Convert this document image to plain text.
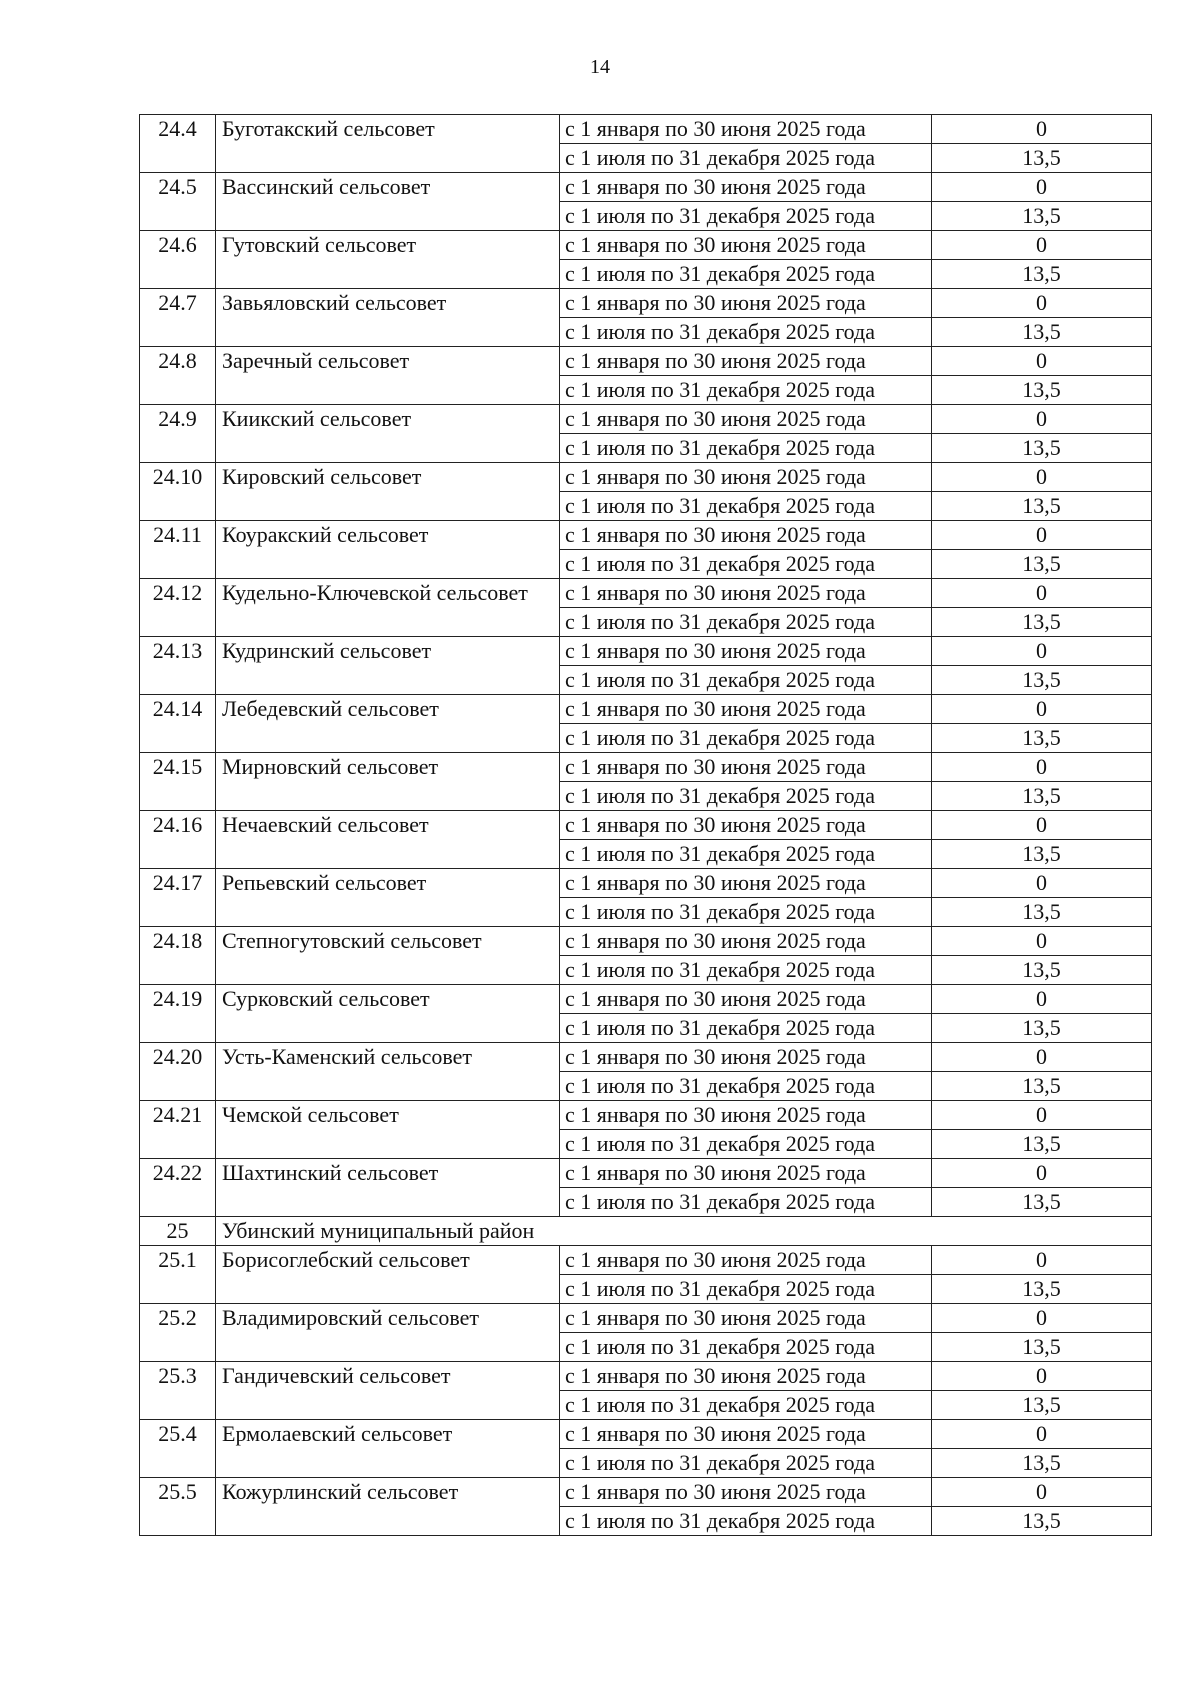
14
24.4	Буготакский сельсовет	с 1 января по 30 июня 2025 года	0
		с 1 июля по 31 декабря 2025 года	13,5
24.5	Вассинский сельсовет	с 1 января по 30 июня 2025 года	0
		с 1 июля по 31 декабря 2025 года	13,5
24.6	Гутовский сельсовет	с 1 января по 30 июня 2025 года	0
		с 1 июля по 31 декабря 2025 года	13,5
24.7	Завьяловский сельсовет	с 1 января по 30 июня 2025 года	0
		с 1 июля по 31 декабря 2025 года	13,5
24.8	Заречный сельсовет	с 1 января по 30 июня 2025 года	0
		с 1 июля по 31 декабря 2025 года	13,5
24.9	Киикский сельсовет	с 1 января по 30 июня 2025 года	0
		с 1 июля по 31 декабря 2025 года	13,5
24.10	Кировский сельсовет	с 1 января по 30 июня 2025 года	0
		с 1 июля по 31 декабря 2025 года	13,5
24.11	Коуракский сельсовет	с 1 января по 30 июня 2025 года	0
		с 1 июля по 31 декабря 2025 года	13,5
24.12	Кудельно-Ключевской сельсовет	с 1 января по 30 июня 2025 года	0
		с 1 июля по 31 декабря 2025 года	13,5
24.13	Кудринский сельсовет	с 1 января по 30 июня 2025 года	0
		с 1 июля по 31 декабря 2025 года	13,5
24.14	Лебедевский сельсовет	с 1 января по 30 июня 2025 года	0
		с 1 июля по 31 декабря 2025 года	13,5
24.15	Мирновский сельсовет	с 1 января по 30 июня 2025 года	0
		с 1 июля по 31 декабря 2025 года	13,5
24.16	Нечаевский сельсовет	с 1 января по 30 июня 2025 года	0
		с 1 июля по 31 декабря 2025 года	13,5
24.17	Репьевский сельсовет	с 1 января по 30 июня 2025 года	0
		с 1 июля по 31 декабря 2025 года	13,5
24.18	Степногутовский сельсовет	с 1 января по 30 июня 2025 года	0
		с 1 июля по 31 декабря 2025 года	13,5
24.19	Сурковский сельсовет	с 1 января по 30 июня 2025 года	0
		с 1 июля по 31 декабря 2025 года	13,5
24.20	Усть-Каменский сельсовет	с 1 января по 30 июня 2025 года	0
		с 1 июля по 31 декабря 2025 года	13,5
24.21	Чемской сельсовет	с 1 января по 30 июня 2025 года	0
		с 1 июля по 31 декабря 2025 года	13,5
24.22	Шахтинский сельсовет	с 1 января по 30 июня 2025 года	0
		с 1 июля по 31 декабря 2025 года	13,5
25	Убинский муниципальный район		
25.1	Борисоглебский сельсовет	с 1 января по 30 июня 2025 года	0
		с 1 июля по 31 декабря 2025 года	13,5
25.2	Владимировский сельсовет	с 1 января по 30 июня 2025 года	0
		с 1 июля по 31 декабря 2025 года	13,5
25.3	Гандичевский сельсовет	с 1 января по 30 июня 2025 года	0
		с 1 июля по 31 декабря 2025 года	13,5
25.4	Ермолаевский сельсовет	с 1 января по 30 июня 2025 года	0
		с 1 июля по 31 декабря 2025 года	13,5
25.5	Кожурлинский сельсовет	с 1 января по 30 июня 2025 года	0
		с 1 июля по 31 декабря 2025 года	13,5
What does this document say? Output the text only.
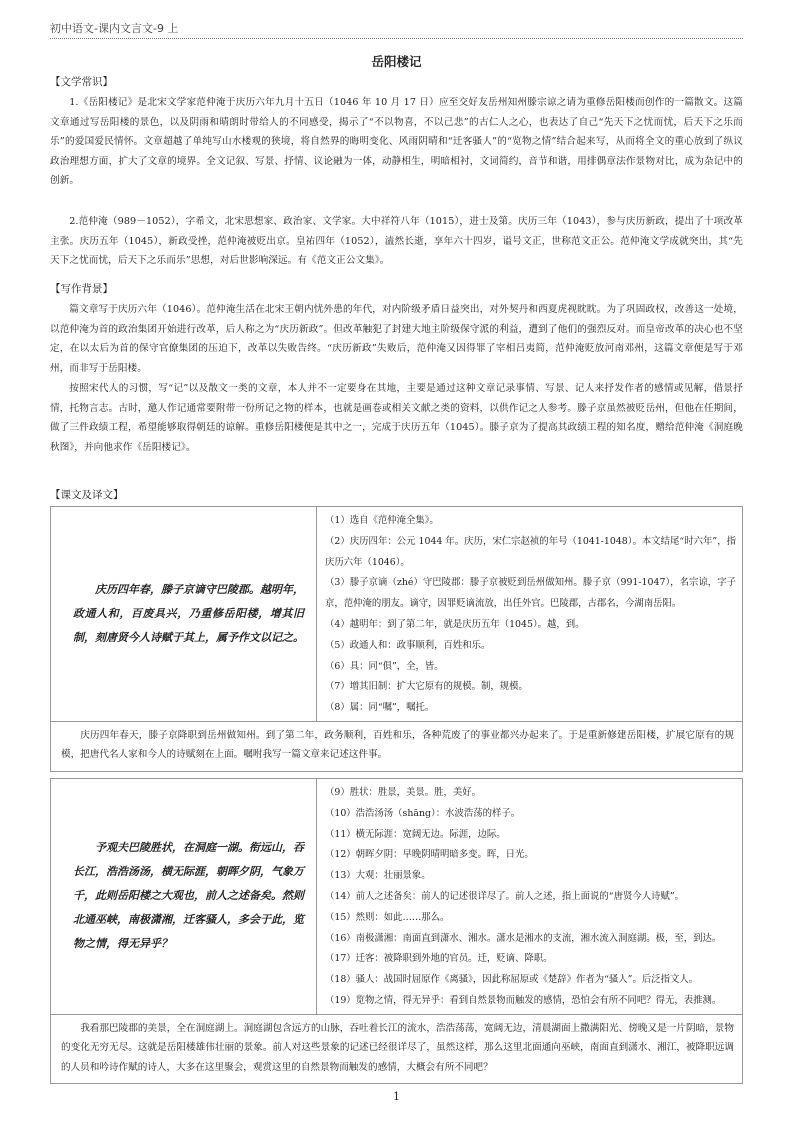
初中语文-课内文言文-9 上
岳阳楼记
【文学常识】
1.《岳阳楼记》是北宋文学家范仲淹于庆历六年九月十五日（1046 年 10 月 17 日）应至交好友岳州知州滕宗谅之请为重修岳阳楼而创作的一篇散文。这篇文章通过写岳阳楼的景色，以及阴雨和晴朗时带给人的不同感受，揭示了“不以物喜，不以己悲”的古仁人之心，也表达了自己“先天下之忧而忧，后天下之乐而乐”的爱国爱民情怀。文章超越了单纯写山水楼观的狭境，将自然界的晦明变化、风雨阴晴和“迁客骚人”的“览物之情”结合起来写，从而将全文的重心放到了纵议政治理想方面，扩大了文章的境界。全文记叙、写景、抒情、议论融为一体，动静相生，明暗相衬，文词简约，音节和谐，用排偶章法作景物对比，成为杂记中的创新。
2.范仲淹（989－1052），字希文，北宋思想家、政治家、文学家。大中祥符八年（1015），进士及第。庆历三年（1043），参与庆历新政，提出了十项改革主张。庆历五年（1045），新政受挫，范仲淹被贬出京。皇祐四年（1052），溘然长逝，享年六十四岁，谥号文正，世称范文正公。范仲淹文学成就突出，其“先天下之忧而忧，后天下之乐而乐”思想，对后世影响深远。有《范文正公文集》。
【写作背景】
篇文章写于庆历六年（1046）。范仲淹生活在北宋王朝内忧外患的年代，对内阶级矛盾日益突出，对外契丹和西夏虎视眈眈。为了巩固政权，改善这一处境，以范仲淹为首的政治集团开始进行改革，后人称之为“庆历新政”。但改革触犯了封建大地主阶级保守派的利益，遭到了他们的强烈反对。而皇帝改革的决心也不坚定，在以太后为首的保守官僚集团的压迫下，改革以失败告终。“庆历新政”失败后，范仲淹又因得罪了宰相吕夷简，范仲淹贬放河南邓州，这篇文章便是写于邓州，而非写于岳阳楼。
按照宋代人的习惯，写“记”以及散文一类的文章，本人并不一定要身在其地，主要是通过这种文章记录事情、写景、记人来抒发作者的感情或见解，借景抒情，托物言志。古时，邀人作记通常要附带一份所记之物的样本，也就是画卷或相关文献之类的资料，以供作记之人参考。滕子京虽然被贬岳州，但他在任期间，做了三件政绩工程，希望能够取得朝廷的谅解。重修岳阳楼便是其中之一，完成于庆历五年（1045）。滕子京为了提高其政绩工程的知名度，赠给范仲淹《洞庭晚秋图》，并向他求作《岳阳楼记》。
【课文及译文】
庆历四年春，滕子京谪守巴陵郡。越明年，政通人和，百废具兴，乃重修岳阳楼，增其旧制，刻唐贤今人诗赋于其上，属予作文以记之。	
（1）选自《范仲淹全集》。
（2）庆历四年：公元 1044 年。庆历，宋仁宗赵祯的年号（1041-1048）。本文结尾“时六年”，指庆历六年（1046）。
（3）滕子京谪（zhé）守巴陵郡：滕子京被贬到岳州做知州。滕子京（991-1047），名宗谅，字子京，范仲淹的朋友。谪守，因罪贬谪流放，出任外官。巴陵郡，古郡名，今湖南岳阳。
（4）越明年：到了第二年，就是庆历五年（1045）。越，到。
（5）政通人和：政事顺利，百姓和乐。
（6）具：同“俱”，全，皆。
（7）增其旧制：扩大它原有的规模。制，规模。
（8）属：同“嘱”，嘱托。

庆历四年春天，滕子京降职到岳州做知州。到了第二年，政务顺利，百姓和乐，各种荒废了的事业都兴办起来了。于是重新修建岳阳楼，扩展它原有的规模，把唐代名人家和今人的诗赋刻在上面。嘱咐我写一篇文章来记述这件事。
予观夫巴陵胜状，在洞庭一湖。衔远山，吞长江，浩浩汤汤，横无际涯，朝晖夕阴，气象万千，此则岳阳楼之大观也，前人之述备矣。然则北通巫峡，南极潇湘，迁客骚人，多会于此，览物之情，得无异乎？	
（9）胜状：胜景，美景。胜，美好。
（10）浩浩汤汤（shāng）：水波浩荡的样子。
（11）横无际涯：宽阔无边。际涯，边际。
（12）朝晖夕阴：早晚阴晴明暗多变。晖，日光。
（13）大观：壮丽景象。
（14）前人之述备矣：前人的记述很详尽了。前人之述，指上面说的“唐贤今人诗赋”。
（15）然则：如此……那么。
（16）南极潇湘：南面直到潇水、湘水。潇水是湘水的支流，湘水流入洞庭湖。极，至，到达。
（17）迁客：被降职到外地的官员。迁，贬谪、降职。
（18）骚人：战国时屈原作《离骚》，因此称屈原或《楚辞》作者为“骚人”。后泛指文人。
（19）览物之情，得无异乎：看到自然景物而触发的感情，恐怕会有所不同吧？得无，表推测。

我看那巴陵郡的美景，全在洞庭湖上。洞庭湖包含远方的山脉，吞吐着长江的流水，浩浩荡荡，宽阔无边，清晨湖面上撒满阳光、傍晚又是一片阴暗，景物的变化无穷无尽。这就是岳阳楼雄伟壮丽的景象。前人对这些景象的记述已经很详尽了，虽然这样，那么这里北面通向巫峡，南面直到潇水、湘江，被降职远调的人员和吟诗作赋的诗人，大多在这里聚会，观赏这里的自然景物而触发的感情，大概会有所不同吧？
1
□ □ □ □ □
• [Set task] Make a list of all lines in the data that contain "宽阔无边".

• [Output of the task]
（11）横无际涯：宽阔无边。际涯，边际。
我看那巴陵郡的美景，全在洞庭湖上。洞庭湖包含远方的山脉，吞吐着长江的流水，浩浩荡荡，宽阔无边，清晨湖面上撒满阳光、傍晚又是一片阴暗，景物的变化无穷无尽。这就是岳阳楼雄伟壮丽的景象。前人对这些景象的记述已经很详尽了，虽然这样，那么这里北面通向巫峡，南面直到潇水、湘江，被降职远调的人员和吟诗作赋的诗人，大多在这里聚会，观赏这里的自然景物而触发的感情，大概会有所不同吧？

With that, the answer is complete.